* _SET TASK_: Extract all lines containing "percentile".

-*-*-

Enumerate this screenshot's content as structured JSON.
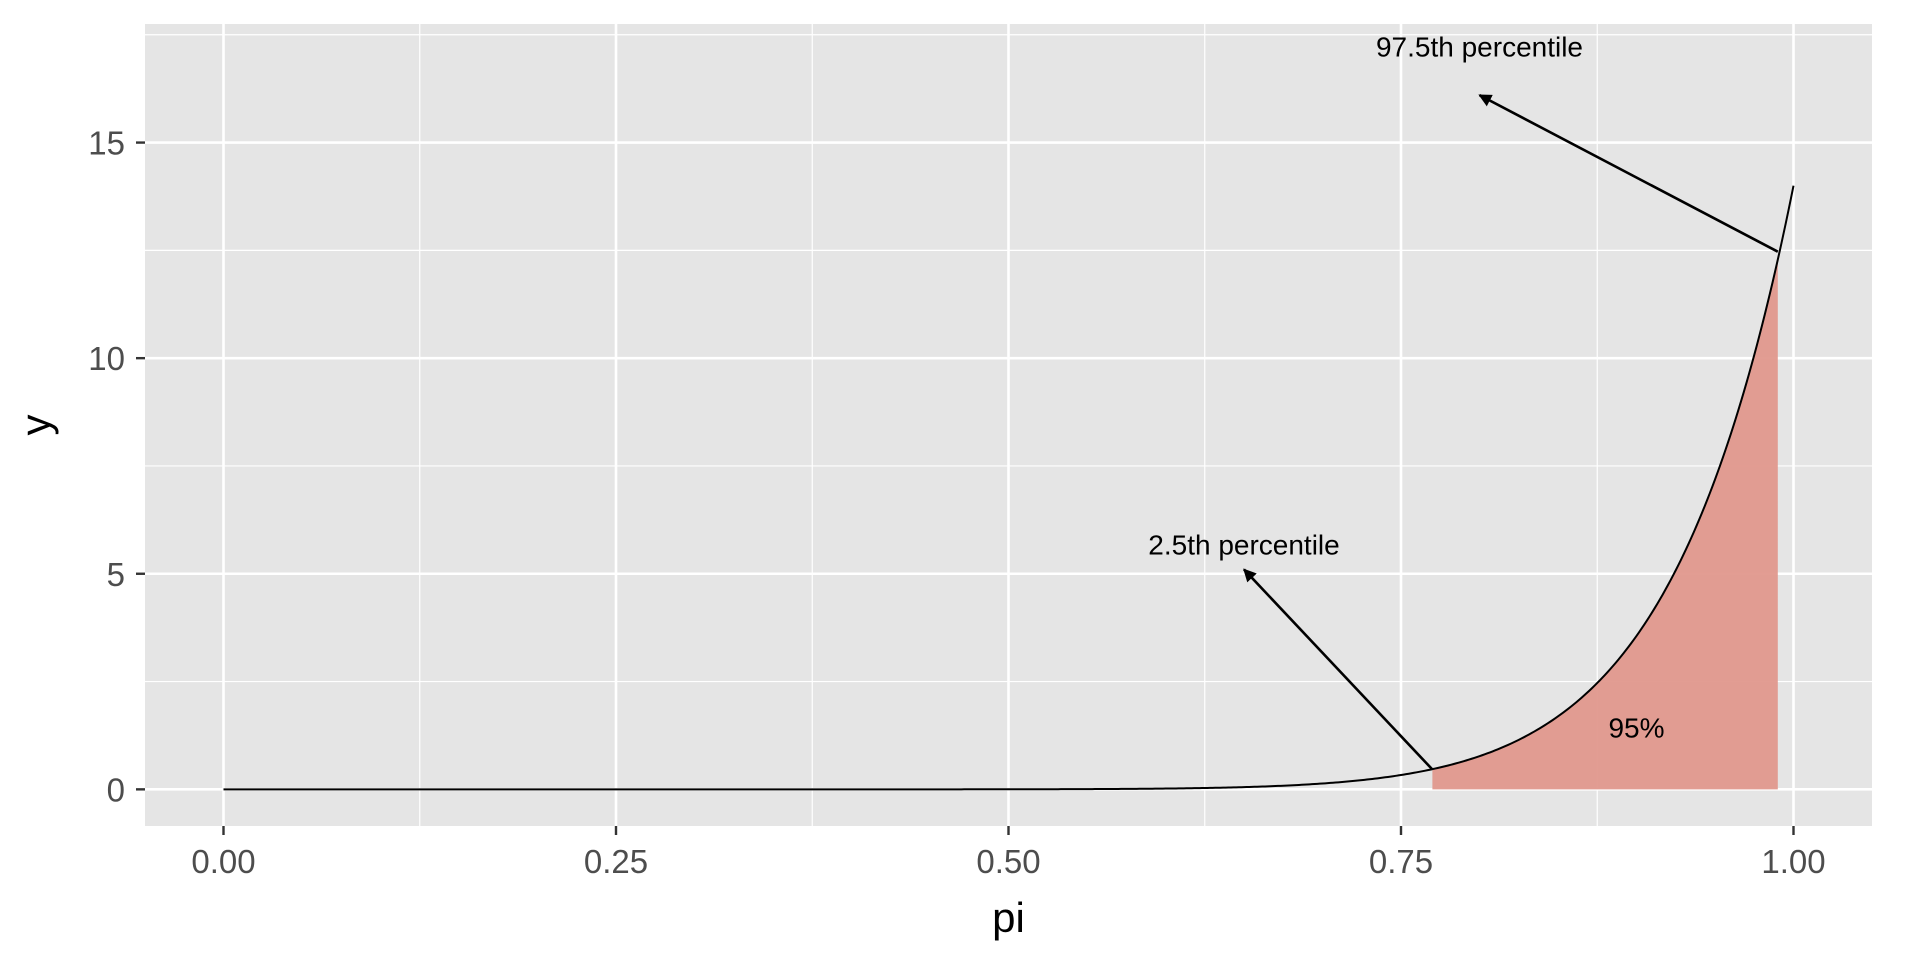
{
  "chart_data": {
    "type": "line",
    "title": "",
    "xlabel": "pi",
    "ylabel": "y",
    "xlim": [
      -0.05,
      1.05
    ],
    "ylim": [
      -0.85,
      17.75
    ],
    "grid": true,
    "x_ticks": [
      {
        "value": 0.0,
        "label": "0.00"
      },
      {
        "value": 0.25,
        "label": "0.25"
      },
      {
        "value": 0.5,
        "label": "0.50"
      },
      {
        "value": 0.75,
        "label": "0.75"
      },
      {
        "value": 1.0,
        "label": "1.00"
      }
    ],
    "y_ticks": [
      {
        "value": 0,
        "label": "0"
      },
      {
        "value": 5,
        "label": "5"
      },
      {
        "value": 10,
        "label": "10"
      },
      {
        "value": 15,
        "label": "15"
      }
    ],
    "x_minor": [
      0.125,
      0.375,
      0.625,
      0.875
    ],
    "y_minor": [
      2.5,
      7.5,
      12.5,
      17.5
    ],
    "series": [
      {
        "curve": "14*pi^13",
        "x": [
          0,
          0.1,
          0.2,
          0.3,
          0.4,
          0.5,
          0.55,
          0.6,
          0.62,
          0.65,
          0.67,
          0.7,
          0.72,
          0.75,
          0.77,
          0.8,
          0.82,
          0.85,
          0.87,
          0.9,
          0.92,
          0.94,
          0.96,
          0.98,
          0.99,
          1.0
        ],
        "y": [
          0,
          0,
          0,
          0,
          0.001,
          0.002,
          0.006,
          0.017,
          0.029,
          0.052,
          0.077,
          0.136,
          0.198,
          0.33,
          0.46,
          0.77,
          1.06,
          1.71,
          2.28,
          3.57,
          4.77,
          6.32,
          8.46,
          10.81,
          12.22,
          14.0
        ]
      }
    ],
    "shaded_region": {
      "x_from": 0.77,
      "x_to": 0.99,
      "fill": "#e0988d",
      "label": "95%",
      "label_x": 0.9,
      "label_y": 1.2
    },
    "annotations": [
      {
        "text": "2.5th percentile",
        "text_x": 0.65,
        "text_y": 5.45,
        "arrow_from_x": 0.77,
        "arrow_from_y": 0.46,
        "arrow_to_x": 0.65,
        "arrow_to_y": 5.1
      },
      {
        "text": "97.5th percentile",
        "text_x": 0.8,
        "text_y": 17.0,
        "arrow_from_x": 0.99,
        "arrow_from_y": 12.47,
        "arrow_to_x": 0.8,
        "arrow_to_y": 16.1
      }
    ],
    "colors": {
      "panel_bg": "#e5e5e5",
      "grid": "#ffffff",
      "line": "#000000",
      "tick_text": "#4d4d4d",
      "tick_mark": "#333333"
    }
  }
}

-*-*-

* _FINISHED EXERCISE_:
        "text": "2.5th percentile",
        "text": "97.5th percentile",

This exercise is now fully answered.